EXERCISE DETAILS: Turn the listing, from its first line up to and including the line with "table row: mutable: Sagittarius", into a numbered list with blank lines left out.

RECORDS FOR PROCESSING:
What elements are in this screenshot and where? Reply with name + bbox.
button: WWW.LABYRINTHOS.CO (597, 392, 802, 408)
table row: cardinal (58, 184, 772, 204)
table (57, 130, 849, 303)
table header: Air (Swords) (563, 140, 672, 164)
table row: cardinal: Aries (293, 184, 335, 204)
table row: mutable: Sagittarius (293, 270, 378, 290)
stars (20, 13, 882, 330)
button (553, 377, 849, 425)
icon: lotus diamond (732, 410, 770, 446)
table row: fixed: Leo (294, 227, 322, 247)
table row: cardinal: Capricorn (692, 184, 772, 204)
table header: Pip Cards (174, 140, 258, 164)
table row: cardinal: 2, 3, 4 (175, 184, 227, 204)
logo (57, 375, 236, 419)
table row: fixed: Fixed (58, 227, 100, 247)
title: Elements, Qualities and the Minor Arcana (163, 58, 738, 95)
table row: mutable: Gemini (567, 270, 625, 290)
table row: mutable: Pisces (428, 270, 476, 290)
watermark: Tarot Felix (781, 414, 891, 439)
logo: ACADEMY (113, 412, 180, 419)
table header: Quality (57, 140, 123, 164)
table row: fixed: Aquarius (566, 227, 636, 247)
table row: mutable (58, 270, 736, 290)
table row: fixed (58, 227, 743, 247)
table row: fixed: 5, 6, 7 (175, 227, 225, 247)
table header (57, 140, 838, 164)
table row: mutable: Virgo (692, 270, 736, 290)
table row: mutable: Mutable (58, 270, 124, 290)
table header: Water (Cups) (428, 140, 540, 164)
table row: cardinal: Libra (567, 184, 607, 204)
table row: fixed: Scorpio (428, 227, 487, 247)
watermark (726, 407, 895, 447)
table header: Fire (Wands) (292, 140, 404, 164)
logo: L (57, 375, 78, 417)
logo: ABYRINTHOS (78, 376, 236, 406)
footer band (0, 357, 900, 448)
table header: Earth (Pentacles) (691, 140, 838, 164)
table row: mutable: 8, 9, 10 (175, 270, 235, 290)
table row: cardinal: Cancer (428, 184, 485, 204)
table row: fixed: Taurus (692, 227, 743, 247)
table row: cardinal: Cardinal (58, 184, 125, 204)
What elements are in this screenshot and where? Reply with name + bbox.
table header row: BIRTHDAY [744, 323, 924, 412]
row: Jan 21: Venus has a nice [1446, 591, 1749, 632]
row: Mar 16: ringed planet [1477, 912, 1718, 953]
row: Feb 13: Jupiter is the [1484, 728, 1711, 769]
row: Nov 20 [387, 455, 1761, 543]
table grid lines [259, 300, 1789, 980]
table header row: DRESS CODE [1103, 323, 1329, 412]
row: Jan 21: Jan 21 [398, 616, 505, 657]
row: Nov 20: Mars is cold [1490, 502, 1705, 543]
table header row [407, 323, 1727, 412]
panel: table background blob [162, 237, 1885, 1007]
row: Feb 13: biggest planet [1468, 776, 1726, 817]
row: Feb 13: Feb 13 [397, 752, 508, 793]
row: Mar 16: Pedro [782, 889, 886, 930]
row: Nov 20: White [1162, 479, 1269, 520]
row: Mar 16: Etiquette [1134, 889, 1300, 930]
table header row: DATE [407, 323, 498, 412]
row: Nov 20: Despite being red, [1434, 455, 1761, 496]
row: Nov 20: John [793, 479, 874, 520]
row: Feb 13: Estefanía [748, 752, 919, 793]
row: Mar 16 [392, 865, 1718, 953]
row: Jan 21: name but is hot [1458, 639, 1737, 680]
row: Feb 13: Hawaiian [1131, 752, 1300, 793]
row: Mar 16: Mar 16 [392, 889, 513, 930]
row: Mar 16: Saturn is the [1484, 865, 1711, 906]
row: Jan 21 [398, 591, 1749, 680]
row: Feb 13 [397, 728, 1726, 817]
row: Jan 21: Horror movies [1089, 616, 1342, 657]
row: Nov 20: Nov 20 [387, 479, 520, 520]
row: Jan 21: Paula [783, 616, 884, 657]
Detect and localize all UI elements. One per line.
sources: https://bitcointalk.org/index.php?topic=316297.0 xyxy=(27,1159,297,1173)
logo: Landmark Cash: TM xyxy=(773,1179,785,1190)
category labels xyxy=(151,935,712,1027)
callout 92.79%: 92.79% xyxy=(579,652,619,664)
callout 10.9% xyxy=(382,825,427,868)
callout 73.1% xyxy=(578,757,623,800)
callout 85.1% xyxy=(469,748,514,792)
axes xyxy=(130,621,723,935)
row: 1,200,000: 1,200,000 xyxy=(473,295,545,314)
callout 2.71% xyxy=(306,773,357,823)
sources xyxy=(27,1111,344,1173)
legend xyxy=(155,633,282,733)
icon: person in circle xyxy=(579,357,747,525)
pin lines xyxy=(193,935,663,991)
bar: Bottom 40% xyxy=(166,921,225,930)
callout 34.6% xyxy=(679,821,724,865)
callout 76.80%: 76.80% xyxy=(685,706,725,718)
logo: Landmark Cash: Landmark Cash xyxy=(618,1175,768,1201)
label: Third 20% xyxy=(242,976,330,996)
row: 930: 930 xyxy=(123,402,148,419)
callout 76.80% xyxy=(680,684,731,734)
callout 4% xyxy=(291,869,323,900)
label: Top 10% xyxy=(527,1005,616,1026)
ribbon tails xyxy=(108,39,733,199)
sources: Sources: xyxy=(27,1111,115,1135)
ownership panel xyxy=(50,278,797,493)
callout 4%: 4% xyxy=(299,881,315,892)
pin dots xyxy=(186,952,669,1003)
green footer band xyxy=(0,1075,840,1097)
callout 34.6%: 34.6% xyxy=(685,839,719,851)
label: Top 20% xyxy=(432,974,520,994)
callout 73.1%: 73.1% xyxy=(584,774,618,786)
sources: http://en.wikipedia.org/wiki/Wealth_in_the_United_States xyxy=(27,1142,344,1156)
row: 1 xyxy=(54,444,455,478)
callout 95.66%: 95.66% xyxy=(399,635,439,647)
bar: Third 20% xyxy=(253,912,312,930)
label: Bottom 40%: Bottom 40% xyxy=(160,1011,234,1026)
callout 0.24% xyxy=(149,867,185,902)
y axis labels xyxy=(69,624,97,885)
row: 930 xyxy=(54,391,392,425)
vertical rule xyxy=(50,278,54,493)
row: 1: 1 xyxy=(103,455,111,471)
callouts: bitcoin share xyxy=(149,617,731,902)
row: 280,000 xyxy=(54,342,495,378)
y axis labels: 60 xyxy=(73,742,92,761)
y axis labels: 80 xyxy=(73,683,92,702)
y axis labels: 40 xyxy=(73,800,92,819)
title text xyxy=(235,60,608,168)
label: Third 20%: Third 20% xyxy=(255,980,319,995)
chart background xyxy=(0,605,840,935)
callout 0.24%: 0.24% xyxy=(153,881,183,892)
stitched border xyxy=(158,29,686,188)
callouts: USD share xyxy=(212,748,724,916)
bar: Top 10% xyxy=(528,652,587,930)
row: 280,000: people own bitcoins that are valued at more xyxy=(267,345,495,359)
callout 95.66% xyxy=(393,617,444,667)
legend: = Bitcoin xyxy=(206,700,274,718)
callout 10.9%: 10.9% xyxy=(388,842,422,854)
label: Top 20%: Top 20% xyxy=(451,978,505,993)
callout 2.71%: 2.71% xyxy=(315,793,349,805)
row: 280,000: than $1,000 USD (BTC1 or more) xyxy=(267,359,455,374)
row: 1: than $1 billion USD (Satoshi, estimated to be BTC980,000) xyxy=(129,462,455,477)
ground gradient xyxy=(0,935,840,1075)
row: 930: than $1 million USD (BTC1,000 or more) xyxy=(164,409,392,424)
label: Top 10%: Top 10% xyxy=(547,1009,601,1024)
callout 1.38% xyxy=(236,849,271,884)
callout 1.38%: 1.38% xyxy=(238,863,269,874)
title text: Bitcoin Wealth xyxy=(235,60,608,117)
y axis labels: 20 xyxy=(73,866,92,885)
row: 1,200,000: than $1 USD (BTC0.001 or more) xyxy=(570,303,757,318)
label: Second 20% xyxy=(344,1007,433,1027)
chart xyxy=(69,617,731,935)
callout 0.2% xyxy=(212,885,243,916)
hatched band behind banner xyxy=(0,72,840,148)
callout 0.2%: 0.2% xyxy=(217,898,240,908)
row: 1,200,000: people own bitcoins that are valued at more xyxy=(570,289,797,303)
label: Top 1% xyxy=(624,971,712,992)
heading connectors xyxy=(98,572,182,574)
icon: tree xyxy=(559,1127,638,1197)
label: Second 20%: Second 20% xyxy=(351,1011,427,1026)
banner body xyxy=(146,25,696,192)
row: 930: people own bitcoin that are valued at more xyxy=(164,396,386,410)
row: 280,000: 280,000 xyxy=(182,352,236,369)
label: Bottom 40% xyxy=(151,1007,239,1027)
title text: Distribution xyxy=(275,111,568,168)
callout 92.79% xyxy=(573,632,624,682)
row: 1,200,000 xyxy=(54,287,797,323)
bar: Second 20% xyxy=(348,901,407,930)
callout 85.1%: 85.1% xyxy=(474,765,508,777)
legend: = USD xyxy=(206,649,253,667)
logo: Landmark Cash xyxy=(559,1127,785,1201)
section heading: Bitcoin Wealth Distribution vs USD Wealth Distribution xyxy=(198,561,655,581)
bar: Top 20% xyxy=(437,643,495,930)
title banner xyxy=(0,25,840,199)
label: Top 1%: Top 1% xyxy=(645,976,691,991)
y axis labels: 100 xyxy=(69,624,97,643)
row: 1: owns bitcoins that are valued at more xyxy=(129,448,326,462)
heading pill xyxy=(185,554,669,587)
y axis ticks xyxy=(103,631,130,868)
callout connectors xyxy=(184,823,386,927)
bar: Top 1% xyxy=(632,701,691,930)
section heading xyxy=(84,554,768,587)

EXERCISE ANSWER:
1. What elements are in this screenshot and where? Reply with name + bbox.
2. button: WWW.LABYRINTHOS.CO (597, 392, 802, 408)
3. table row: cardinal (58, 184, 772, 204)
4. table (57, 130, 849, 303)
5. table header: Air (Swords) (563, 140, 672, 164)
6. table row: cardinal: Aries (293, 184, 335, 204)
7. table row: mutable: Sagittarius (293, 270, 378, 290)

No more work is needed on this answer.